Work to complete: Restate all the material verbatim, except for the pictures.

□ □ □ □

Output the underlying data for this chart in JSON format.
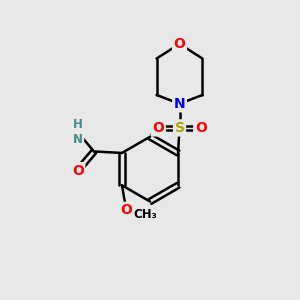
{
  "bg_color": "#e8e8e8",
  "atom_colors": {
    "C": "#000000",
    "N": "#0000ff",
    "O": "#ff0000",
    "S": "#aaaa00",
    "H": "#4a8a8a"
  },
  "bond_color": "#000000",
  "bond_width": 1.8,
  "figsize": [
    3.0,
    3.0
  ],
  "dpi": 100
}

□ □ □ □

Written reply:
Output the underlying data for this chart in JSON format.
{
  "bg_color": "#e8e8e8",
  "atom_colors": {
    "C": "#000000",
    "N": "#0000ff",
    "O": "#ff0000",
    "S": "#aaaa00",
    "H": "#4a8a8a"
  },
  "bond_color": "#000000",
  "bond_width": 1.8,
  "figsize": [
    3.0,
    3.0
  ],
  "dpi": 100
}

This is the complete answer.